# [Source records]
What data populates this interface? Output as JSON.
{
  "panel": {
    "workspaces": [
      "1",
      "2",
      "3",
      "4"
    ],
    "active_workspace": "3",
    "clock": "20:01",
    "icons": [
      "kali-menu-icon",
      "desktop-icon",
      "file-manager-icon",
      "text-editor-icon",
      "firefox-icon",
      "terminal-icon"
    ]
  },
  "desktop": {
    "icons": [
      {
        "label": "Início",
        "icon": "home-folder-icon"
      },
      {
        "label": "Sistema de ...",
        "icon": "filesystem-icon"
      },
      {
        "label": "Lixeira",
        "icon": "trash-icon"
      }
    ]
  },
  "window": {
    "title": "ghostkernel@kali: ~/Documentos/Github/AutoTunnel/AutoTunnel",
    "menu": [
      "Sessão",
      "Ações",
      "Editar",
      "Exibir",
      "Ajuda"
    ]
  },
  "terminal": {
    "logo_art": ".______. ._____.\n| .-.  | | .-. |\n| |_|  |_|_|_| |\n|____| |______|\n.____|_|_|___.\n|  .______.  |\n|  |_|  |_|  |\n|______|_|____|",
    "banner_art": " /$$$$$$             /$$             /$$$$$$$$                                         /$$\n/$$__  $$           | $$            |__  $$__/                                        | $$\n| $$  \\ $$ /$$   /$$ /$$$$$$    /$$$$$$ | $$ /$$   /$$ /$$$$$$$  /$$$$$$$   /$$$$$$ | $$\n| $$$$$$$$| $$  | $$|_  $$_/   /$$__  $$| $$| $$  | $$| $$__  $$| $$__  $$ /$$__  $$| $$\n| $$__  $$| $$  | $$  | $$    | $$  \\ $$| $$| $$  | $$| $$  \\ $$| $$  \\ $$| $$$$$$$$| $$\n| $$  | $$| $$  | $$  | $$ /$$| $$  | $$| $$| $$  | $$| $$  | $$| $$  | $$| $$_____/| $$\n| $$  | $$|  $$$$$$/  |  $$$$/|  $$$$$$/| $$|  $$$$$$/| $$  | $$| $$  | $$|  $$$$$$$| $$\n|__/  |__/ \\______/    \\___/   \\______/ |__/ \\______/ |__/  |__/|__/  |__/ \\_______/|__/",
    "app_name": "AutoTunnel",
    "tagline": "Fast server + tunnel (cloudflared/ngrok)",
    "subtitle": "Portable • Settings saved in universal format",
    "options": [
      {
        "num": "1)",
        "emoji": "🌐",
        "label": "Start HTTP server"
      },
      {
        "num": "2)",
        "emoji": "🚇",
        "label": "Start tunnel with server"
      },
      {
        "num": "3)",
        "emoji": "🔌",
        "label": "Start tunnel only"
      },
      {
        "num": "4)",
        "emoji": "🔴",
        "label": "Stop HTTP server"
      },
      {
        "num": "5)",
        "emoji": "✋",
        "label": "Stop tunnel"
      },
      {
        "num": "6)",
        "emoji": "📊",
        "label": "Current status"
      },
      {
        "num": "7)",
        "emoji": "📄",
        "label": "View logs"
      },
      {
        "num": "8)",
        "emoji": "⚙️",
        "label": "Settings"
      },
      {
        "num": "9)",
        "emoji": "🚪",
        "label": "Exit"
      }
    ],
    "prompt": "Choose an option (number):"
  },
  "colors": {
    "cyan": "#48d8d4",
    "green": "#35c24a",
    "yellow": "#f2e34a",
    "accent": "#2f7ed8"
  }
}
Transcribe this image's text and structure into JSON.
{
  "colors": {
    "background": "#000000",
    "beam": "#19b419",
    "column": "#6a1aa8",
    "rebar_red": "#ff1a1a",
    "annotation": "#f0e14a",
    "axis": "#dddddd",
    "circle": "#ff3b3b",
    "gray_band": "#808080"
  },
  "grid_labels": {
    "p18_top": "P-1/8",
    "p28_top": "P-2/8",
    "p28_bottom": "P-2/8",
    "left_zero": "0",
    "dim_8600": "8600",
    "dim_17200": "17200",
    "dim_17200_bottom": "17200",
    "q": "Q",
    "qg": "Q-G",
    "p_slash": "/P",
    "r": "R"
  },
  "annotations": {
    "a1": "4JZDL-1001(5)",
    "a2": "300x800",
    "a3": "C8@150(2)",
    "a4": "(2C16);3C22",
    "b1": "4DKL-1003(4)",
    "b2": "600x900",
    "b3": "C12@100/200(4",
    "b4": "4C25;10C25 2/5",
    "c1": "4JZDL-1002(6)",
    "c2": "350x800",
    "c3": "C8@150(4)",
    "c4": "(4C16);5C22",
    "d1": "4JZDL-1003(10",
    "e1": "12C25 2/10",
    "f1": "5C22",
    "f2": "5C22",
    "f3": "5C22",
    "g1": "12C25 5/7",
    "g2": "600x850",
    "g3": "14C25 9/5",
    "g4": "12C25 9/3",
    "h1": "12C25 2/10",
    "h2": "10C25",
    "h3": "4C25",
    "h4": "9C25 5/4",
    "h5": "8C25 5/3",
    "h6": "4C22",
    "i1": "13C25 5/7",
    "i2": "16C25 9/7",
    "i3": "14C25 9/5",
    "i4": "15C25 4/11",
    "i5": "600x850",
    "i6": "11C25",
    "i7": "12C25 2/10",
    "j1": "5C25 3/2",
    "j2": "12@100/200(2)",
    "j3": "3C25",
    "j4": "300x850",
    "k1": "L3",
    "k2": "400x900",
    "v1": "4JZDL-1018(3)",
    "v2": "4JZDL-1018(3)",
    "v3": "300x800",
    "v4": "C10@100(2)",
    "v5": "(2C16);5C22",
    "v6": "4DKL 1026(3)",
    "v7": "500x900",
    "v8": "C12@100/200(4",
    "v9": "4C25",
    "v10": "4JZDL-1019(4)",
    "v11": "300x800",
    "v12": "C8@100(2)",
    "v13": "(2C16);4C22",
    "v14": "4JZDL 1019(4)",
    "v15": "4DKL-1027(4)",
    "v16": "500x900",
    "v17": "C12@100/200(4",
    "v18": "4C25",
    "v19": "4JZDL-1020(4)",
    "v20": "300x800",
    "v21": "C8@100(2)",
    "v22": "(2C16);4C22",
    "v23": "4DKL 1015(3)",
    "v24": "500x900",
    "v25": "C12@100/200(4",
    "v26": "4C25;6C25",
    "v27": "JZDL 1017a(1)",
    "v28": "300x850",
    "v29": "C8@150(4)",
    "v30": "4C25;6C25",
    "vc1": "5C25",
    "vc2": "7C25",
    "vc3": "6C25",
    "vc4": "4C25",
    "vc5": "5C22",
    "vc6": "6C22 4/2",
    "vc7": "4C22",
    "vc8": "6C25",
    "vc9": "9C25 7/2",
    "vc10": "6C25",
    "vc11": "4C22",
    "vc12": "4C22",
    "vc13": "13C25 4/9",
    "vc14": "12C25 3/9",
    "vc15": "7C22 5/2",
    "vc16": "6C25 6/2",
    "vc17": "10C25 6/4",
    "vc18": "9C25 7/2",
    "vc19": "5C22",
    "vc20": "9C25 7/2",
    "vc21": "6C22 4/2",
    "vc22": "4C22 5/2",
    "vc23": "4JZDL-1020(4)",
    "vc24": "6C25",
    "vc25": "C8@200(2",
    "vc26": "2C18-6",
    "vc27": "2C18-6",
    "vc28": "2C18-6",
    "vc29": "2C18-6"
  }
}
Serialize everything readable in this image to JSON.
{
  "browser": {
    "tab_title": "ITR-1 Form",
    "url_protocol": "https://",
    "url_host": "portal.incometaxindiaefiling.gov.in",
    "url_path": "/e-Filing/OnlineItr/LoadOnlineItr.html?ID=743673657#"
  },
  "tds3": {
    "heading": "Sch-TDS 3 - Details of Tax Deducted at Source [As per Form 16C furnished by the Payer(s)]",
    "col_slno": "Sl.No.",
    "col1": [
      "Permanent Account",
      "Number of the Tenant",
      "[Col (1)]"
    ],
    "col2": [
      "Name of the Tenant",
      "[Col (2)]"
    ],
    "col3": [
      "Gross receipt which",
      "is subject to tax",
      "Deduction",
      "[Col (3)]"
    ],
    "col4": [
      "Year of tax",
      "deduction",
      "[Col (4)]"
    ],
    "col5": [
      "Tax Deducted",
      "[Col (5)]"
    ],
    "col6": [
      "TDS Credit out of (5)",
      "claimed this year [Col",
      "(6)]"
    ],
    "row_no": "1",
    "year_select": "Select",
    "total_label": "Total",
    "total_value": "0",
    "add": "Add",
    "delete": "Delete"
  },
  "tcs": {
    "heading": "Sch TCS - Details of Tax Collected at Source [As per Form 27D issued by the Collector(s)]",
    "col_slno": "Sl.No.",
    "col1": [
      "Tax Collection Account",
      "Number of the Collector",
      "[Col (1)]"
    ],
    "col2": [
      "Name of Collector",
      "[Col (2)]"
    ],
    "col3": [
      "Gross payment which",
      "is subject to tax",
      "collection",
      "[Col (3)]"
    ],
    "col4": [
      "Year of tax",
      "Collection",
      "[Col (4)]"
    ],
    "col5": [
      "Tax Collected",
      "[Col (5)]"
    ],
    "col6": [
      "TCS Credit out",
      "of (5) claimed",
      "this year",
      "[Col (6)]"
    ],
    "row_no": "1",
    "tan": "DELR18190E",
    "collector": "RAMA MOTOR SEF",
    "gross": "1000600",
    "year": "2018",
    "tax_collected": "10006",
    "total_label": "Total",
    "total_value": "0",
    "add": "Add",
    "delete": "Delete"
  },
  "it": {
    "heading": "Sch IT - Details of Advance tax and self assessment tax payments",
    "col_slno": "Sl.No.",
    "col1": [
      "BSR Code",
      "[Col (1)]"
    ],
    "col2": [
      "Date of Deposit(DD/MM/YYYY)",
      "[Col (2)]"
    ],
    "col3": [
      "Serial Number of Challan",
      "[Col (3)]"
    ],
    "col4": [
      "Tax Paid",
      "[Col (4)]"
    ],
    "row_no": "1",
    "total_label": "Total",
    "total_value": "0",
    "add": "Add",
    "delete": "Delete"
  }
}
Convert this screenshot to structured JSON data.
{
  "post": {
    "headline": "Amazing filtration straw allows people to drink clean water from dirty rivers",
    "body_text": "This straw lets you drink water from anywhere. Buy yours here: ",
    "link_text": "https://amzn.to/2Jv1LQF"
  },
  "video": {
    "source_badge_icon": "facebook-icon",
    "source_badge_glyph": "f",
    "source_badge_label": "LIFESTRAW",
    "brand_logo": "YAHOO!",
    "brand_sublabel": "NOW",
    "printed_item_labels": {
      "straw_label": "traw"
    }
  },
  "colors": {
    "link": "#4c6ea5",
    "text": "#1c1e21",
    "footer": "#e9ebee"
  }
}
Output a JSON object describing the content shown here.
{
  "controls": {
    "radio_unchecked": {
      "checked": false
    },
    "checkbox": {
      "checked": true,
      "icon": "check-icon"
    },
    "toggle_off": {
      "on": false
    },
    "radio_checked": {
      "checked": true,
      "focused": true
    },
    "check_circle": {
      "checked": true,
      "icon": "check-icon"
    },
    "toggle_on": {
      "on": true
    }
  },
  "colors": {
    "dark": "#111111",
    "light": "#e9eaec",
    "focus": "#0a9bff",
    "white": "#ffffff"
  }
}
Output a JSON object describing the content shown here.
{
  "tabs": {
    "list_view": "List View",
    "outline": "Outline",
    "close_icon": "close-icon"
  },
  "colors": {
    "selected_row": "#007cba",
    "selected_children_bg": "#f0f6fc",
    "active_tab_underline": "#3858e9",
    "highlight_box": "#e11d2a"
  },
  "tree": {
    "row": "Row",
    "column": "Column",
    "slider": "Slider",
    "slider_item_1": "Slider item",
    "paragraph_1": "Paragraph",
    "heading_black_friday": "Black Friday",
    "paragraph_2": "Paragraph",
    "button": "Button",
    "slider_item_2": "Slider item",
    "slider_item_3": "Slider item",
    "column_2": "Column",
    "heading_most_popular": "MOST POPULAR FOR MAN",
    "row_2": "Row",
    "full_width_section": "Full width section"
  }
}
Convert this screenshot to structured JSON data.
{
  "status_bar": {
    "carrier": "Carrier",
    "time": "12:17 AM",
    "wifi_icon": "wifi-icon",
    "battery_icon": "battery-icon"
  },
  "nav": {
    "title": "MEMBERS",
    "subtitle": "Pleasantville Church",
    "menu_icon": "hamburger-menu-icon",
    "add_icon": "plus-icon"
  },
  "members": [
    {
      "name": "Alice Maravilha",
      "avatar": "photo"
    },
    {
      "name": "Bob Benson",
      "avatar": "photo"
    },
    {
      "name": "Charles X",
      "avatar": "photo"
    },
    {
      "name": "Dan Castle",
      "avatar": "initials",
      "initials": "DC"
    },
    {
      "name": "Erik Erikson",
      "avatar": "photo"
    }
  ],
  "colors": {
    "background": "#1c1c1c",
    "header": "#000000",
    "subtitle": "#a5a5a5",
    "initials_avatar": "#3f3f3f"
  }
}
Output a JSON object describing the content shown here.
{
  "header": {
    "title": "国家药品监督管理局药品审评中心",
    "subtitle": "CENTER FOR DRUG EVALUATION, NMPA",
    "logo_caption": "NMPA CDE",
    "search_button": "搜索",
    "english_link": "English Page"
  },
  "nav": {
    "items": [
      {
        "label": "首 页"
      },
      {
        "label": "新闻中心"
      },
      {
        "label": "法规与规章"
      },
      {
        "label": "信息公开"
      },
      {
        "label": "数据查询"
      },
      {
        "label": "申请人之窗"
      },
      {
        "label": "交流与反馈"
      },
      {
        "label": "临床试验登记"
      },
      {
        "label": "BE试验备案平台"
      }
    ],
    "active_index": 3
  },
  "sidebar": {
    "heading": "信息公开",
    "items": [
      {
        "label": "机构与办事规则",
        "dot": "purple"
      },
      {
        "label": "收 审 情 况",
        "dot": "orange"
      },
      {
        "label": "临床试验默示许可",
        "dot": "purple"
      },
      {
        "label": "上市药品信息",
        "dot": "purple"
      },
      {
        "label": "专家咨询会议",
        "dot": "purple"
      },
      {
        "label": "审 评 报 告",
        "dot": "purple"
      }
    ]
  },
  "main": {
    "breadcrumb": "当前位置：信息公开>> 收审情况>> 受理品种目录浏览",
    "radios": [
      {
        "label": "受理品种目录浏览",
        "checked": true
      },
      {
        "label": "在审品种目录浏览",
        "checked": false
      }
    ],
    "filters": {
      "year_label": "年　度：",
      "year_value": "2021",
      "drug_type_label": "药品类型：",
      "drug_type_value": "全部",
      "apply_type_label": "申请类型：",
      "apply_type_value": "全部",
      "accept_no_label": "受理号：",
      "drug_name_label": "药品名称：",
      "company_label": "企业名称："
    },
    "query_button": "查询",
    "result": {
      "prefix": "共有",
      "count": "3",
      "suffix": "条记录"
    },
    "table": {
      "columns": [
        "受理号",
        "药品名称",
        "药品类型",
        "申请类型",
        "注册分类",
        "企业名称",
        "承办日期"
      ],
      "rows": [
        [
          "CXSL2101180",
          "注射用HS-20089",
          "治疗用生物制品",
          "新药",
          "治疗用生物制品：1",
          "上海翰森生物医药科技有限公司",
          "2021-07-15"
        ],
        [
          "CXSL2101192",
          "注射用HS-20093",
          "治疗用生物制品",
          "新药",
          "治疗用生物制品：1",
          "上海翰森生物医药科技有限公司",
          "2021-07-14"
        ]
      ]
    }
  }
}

# [WHAT TO DO]
Return all lines containing the word "false".

# [SOLUTION]
      "checked": false
      "on": false
        "checked": false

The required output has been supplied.